### Task brief
Filter the entries below, keeping every line that has the word "obstacles".

### Records provided
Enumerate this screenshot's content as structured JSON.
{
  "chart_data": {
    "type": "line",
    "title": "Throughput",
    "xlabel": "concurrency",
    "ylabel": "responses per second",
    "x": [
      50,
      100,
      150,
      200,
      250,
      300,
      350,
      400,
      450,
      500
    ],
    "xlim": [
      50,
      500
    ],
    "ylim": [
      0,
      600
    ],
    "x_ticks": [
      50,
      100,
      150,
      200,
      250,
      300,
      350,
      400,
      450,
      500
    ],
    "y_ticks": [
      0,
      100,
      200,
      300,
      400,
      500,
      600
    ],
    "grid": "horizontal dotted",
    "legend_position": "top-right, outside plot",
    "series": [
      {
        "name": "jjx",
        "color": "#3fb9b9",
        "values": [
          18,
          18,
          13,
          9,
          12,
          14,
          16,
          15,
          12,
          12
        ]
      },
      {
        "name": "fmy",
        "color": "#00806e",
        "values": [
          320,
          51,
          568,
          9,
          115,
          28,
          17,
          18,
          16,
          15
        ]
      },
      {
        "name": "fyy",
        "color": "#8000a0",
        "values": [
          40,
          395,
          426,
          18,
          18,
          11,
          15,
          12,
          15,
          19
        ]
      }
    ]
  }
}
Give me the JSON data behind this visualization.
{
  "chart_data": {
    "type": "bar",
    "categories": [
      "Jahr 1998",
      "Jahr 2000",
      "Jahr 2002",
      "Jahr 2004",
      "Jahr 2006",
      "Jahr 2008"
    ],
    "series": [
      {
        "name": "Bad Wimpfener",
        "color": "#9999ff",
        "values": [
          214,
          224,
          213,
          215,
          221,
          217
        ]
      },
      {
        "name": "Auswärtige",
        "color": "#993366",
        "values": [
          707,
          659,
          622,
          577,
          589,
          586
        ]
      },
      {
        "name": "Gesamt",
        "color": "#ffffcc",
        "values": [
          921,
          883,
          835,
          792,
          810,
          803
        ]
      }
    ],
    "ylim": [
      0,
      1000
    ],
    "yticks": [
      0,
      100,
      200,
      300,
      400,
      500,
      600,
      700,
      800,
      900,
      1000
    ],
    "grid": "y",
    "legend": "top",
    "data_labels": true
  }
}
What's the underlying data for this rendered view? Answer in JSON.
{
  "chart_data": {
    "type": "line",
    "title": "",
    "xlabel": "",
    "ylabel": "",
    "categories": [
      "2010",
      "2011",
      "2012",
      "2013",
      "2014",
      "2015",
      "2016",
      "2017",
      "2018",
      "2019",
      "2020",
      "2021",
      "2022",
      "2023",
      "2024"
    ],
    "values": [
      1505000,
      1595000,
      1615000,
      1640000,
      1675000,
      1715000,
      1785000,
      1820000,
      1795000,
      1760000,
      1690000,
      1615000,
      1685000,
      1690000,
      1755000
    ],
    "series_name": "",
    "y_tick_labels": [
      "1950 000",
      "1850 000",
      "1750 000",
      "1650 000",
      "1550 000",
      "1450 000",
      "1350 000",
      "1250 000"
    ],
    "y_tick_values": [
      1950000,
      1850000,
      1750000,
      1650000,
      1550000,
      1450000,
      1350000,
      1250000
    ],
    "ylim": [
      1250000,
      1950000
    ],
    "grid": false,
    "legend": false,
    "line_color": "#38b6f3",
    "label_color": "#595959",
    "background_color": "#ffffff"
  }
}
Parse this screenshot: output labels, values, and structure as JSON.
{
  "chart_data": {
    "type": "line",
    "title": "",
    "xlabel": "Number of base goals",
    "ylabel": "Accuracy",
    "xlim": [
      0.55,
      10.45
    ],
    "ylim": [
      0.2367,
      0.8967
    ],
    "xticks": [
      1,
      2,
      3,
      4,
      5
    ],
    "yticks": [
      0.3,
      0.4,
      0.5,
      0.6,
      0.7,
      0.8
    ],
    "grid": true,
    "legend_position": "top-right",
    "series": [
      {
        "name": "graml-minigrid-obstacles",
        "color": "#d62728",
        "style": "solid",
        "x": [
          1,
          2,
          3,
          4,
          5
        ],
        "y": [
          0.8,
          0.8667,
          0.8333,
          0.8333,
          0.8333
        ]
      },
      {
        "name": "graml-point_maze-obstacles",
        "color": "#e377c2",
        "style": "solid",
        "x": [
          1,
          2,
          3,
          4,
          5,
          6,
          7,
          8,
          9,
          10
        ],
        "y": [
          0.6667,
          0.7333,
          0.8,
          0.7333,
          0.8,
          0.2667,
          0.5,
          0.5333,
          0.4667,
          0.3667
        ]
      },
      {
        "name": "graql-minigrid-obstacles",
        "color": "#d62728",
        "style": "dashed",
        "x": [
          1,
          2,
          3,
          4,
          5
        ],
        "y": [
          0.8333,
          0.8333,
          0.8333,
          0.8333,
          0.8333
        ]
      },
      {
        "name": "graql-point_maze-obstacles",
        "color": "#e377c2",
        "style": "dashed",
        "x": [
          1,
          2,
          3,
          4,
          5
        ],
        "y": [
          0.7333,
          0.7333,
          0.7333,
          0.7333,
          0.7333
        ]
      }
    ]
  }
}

### Exercise result
        "name": "graml-minigrid-obstacles",
        "name": "graml-point_maze-obstacles",
        "name": "graql-minigrid-obstacles",
        "name": "graql-point_maze-obstacles",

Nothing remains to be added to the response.